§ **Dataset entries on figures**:
========================================

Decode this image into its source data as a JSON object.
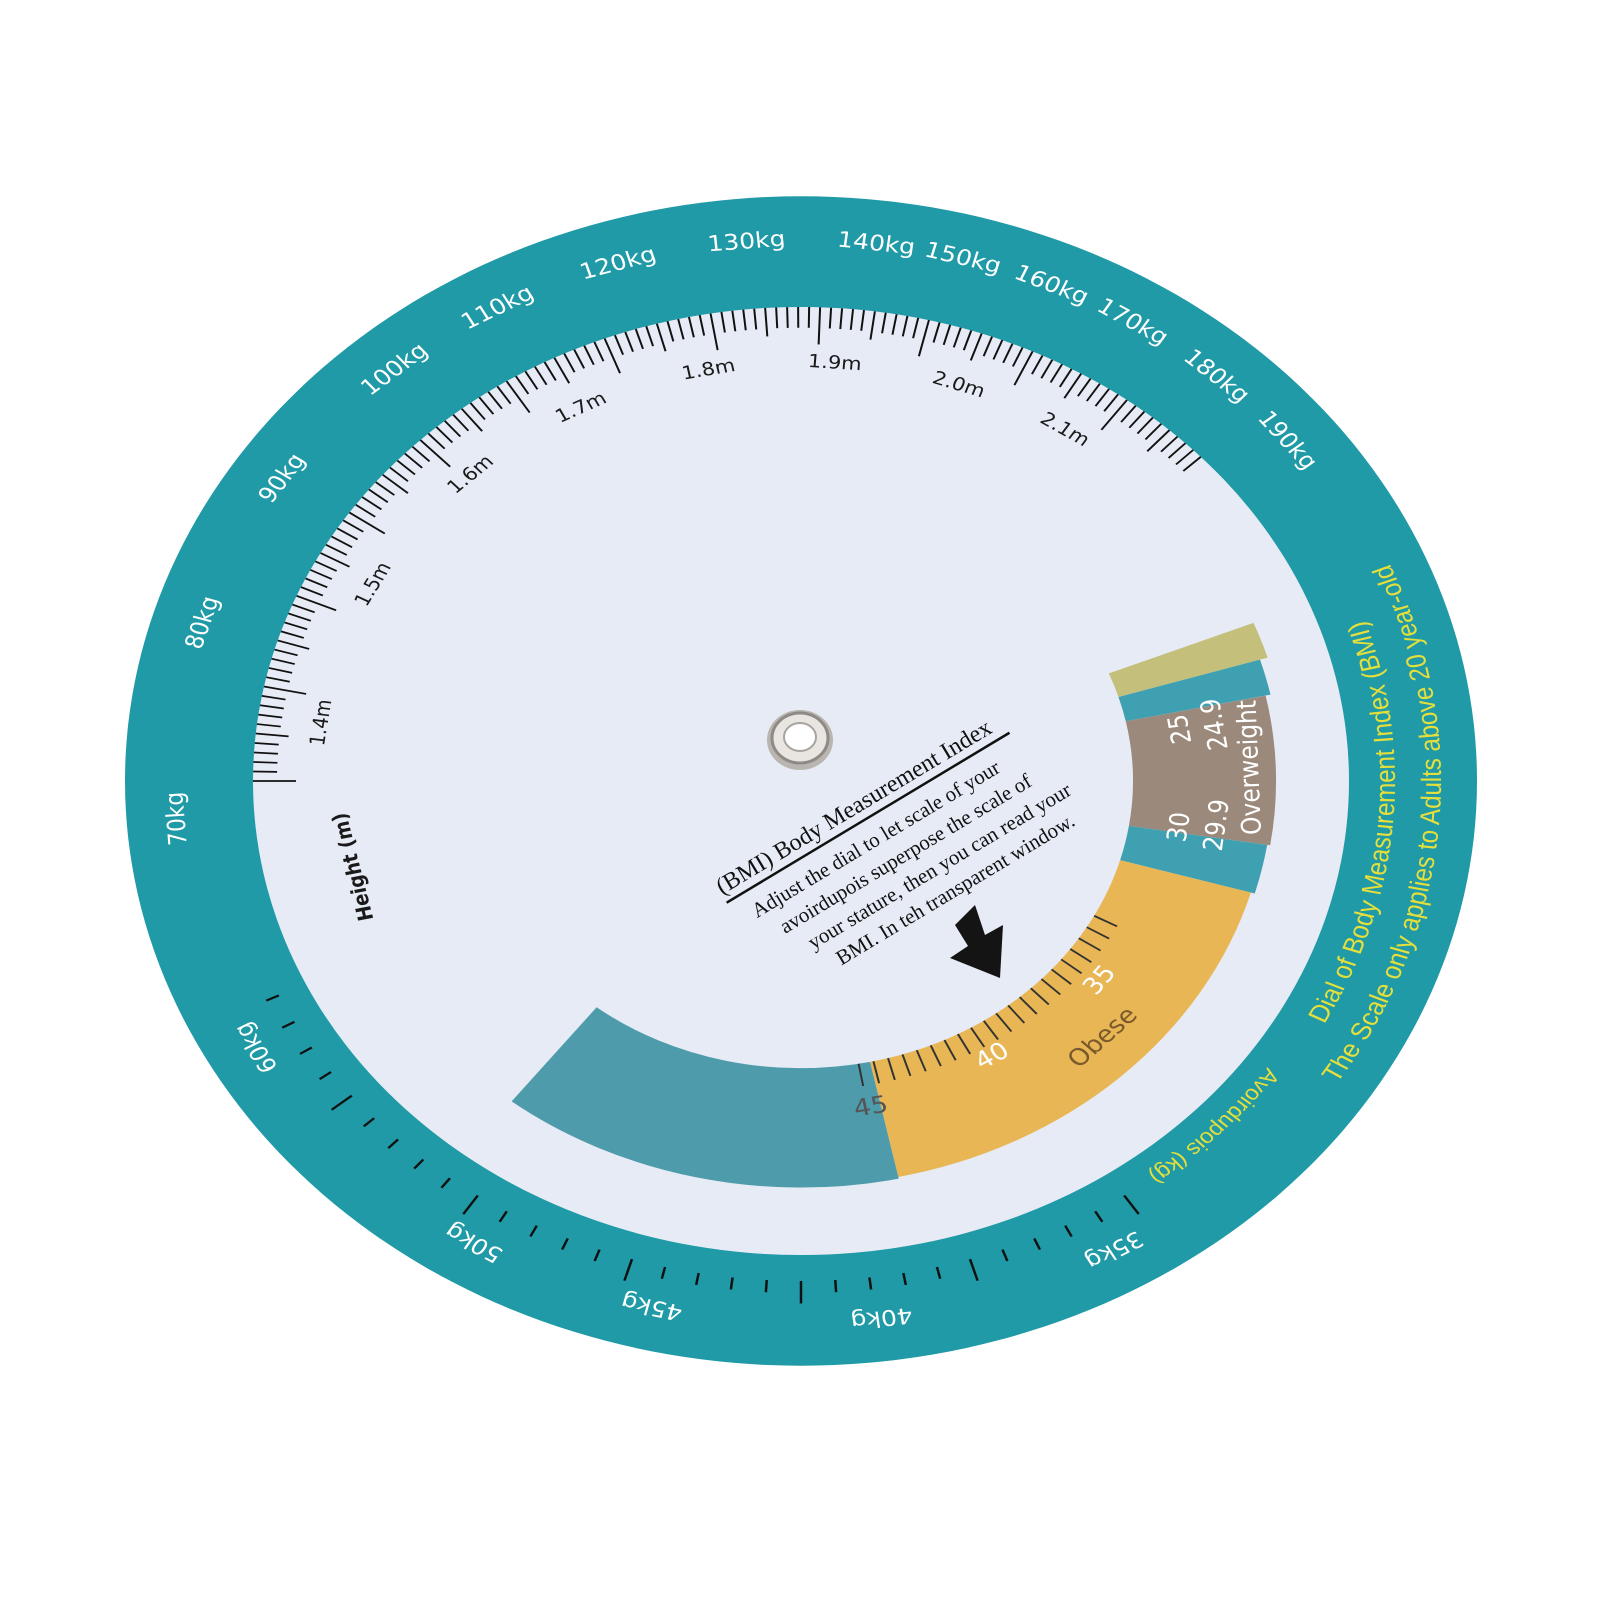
{
  "dial": {
    "weight_labels": [
      "35kg",
      "40kg",
      "45kg",
      "50kg",
      "60kg",
      "70kg",
      "80kg",
      "90kg",
      "100kg",
      "110kg",
      "120kg",
      "130kg",
      "140kg",
      "150kg",
      "160kg",
      "170kg",
      "180kg",
      "190kg"
    ],
    "height_labels": [
      "1.4m",
      "1.5m",
      "1.6m",
      "1.7m",
      "1.8m",
      "1.9m",
      "2.0m",
      "2.1m"
    ],
    "height_axis_label": "Height (m)",
    "bmi_labels": {
      "v25": "25",
      "v249": "24.9",
      "overweight": "Overweight",
      "v299": "29.9",
      "v30": "30",
      "v35": "35",
      "v40": "40",
      "v45": "45",
      "obese": "Obese"
    },
    "rim_title": "Dial of Body Measurement Index (BMI)",
    "rim_note": "The Scale only applies to Adults above 20 year-old",
    "rim_weight_caption": "Avoirdupois (kg)",
    "instructions": {
      "title": "(BMI) Body Measurement Index",
      "lines": [
        "Adjust the dial to let scale of your",
        "avoirdupois superpose the scale of",
        "your stature, then you can read your",
        "BMI. In teh transparent window."
      ]
    },
    "icons": {
      "pointer": "arrow-down-right-icon",
      "center": "eyelet-rivet"
    },
    "colors": {
      "rim": "#1f9aa6",
      "disc": "#e7ebf5",
      "obese": "#e8b654",
      "overweight": "#9b8a7b",
      "normal_edge": "#c4c07c",
      "teal_segment": "#3fa0b2",
      "window_block": "#4e9bab",
      "rim_text": "#e5df3c"
    }
  }
}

========================================

§ **Problem description**: An exact transcription of all the entries is required, without the pictures.

§ **Response to the task**:
Decode this image into its source data as a JSON object.
{
  "dial": {
    "weight_labels": [
      "35kg",
      "40kg",
      "45kg",
      "50kg",
      "60kg",
      "70kg",
      "80kg",
      "90kg",
      "100kg",
      "110kg",
      "120kg",
      "130kg",
      "140kg",
      "150kg",
      "160kg",
      "170kg",
      "180kg",
      "190kg"
    ],
    "height_labels": [
      "1.4m",
      "1.5m",
      "1.6m",
      "1.7m",
      "1.8m",
      "1.9m",
      "2.0m",
      "2.1m"
    ],
    "height_axis_label": "Height (m)",
    "bmi_labels": {
      "v25": "25",
      "v249": "24.9",
      "overweight": "Overweight",
      "v299": "29.9",
      "v30": "30",
      "v35": "35",
      "v40": "40",
      "v45": "45",
      "obese": "Obese"
    },
    "rim_title": "Dial of Body Measurement Index (BMI)",
    "rim_note": "The Scale only applies to Adults above 20 year-old",
    "rim_weight_caption": "Avoirdupois (kg)",
    "instructions": {
      "title": "(BMI) Body Measurement Index",
      "lines": [
        "Adjust the dial to let scale of your",
        "avoirdupois superpose the scale of",
        "your stature, then you can read your",
        "BMI. In teh transparent window."
      ]
    },
    "icons": {
      "pointer": "arrow-down-right-icon",
      "center": "eyelet-rivet"
    },
    "colors": {
      "rim": "#1f9aa6",
      "disc": "#e7ebf5",
      "obese": "#e8b654",
      "overweight": "#9b8a7b",
      "normal_edge": "#c4c07c",
      "teal_segment": "#3fa0b2",
      "window_block": "#4e9bab",
      "rim_text": "#e5df3c"
    }
  }
}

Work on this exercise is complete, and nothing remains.